(Data records)
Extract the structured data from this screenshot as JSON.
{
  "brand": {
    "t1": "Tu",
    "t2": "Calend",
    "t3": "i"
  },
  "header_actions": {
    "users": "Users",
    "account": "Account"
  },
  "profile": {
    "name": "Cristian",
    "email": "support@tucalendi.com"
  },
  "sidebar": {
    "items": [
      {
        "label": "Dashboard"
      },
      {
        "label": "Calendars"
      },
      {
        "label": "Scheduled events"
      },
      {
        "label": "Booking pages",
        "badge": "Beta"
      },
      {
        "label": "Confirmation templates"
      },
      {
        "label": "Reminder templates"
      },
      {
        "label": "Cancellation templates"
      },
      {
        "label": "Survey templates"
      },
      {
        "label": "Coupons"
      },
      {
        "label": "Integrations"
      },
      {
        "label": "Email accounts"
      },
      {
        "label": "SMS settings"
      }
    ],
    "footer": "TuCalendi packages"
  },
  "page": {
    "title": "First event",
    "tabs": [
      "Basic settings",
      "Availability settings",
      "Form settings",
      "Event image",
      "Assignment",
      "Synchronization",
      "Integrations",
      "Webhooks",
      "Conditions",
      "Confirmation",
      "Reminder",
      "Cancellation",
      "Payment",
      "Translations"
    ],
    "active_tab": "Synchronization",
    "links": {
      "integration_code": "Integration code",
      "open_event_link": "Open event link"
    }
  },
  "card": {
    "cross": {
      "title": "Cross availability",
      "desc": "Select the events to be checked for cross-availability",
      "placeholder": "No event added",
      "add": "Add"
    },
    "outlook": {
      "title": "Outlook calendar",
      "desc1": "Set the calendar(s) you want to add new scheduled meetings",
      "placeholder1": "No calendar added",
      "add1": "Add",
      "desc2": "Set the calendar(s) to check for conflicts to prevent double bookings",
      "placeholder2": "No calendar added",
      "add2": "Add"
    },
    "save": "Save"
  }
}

# [Problem]
Copy all the records above exactly, missing none.

# [Written solution]
Extract the structured data from this screenshot as JSON.
{
  "brand": {
    "t1": "Tu",
    "t2": "Calend",
    "t3": "i"
  },
  "header_actions": {
    "users": "Users",
    "account": "Account"
  },
  "profile": {
    "name": "Cristian",
    "email": "support@tucalendi.com"
  },
  "sidebar": {
    "items": [
      {
        "label": "Dashboard"
      },
      {
        "label": "Calendars"
      },
      {
        "label": "Scheduled events"
      },
      {
        "label": "Booking pages",
        "badge": "Beta"
      },
      {
        "label": "Confirmation templates"
      },
      {
        "label": "Reminder templates"
      },
      {
        "label": "Cancellation templates"
      },
      {
        "label": "Survey templates"
      },
      {
        "label": "Coupons"
      },
      {
        "label": "Integrations"
      },
      {
        "label": "Email accounts"
      },
      {
        "label": "SMS settings"
      }
    ],
    "footer": "TuCalendi packages"
  },
  "page": {
    "title": "First event",
    "tabs": [
      "Basic settings",
      "Availability settings",
      "Form settings",
      "Event image",
      "Assignment",
      "Synchronization",
      "Integrations",
      "Webhooks",
      "Conditions",
      "Confirmation",
      "Reminder",
      "Cancellation",
      "Payment",
      "Translations"
    ],
    "active_tab": "Synchronization",
    "links": {
      "integration_code": "Integration code",
      "open_event_link": "Open event link"
    }
  },
  "card": {
    "cross": {
      "title": "Cross availability",
      "desc": "Select the events to be checked for cross-availability",
      "placeholder": "No event added",
      "add": "Add"
    },
    "outlook": {
      "title": "Outlook calendar",
      "desc1": "Set the calendar(s) you want to add new scheduled meetings",
      "placeholder1": "No calendar added",
      "add1": "Add",
      "desc2": "Set the calendar(s) to check for conflicts to prevent double bookings",
      "placeholder2": "No calendar added",
      "add2": "Add"
    },
    "save": "Save"
  }
}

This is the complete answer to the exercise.